▸ GIVEN DATA:

::::::::::

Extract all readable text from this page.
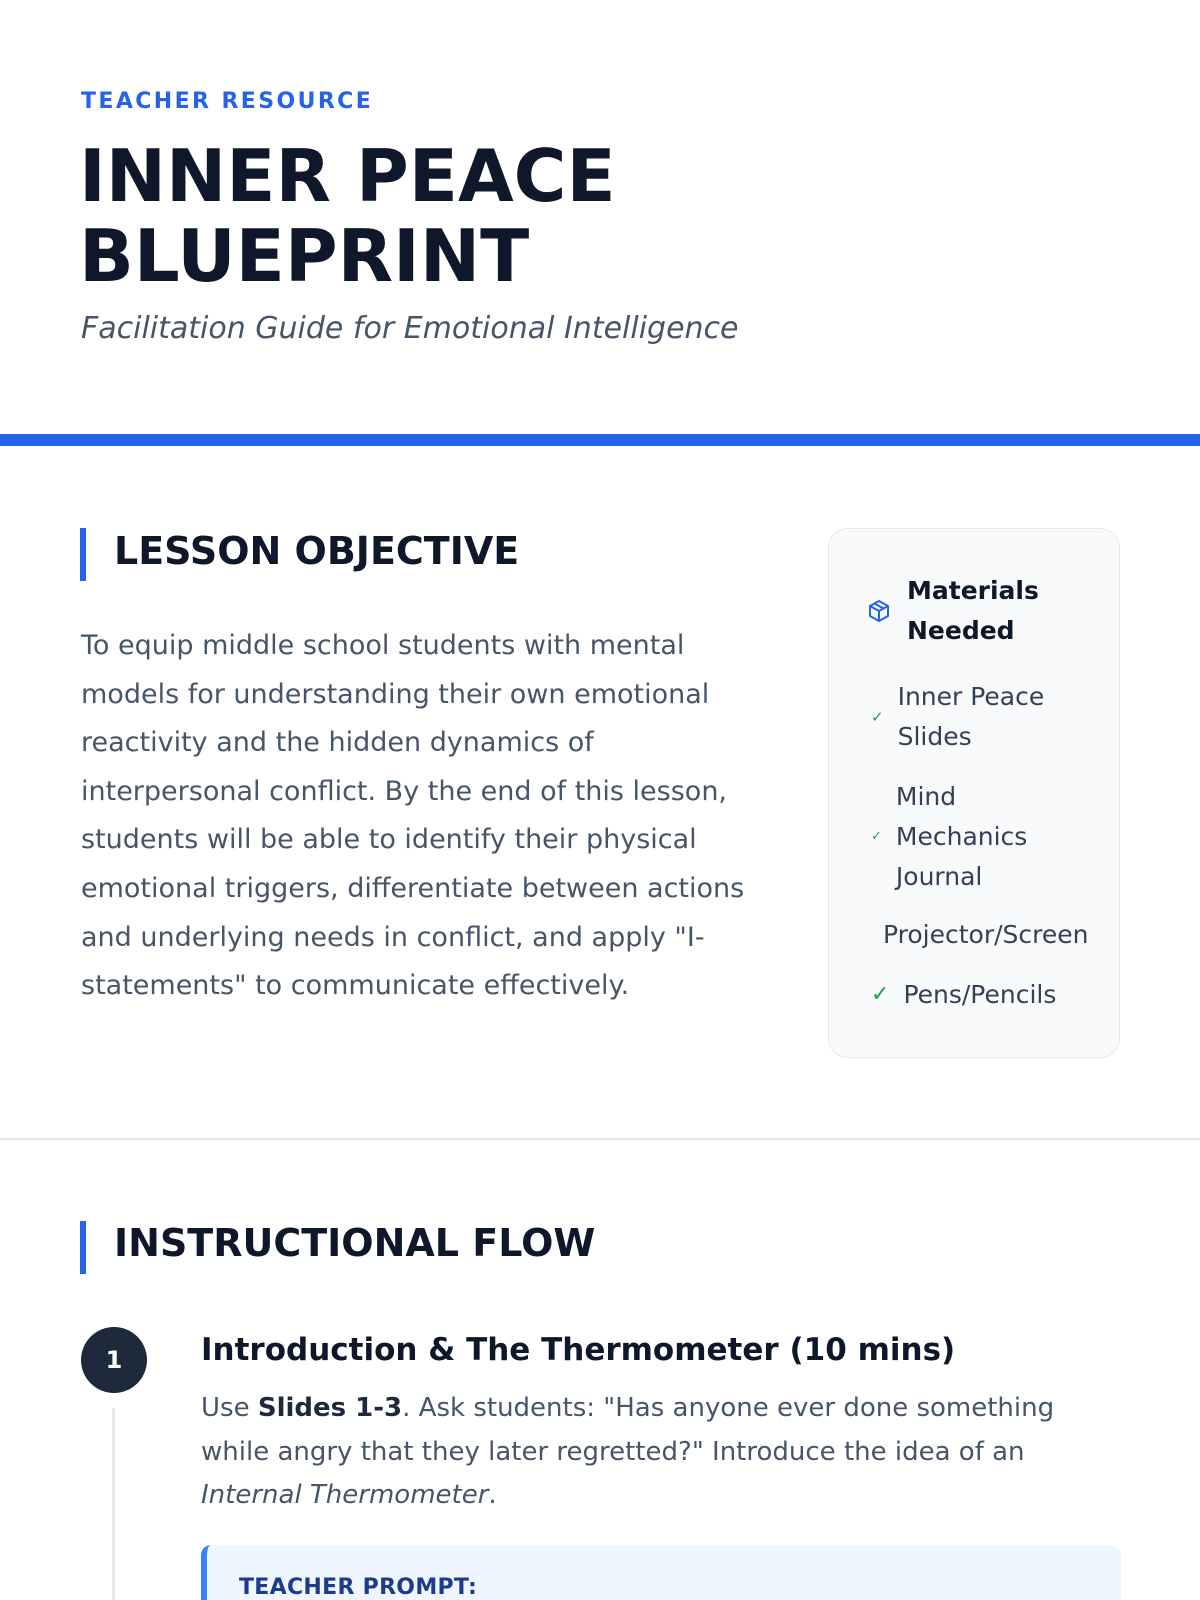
TEACHER RESOURCE
INNER PEACE
BLUEPRINT
Facilitation Guide for Emotional Intelligence
LESSON OBJECTIVE
To equip middle school students with mental models for understanding their own emotional reactivity and the hidden dynamics of interpersonal conflict. By the end of this lesson, students will be able to identify their physical emotional triggers, differentiate between actions and underlying needs in conflict, and apply "I-statements" to communicate effectively.
Materials Needed
✓
Inner Peace Slides
✓
Mind Mechanics Journal
Projector/Screen
✓ Pens/Pencils
INSTRUCTIONAL FLOW
1	Introduction & The Thermometer (10 mins)
Use Slides 1-3. Ask students: "Has anyone ever done something while angry that they later regretted?" Introduce the idea of an Internal Thermometer.
TEACHER PROMPT:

::::::::::

▸ TASK DETAILS:
Write out the material above again, word for word, minus its pictures.

▸ THE RESULT:
Extract all readable text from this page.
TEACHER RESOURCE
INNER PEACE
BLUEPRINT
Facilitation Guide for Emotional Intelligence
LESSON OBJECTIVE
To equip middle school students with mental models for understanding their own emotional reactivity and the hidden dynamics of interpersonal conflict. By the end of this lesson, students will be able to identify their physical emotional triggers, differentiate between actions and underlying needs in conflict, and apply "I-statements" to communicate effectively.
Materials Needed
✓
Inner Peace Slides
✓
Mind Mechanics Journal
Projector/Screen
✓ Pens/Pencils
INSTRUCTIONAL FLOW
1	Introduction & The Thermometer (10 mins)
Use Slides 1-3. Ask students: "Has anyone ever done something while angry that they later regretted?" Introduce the idea of an Internal Thermometer.
TEACHER PROMPT:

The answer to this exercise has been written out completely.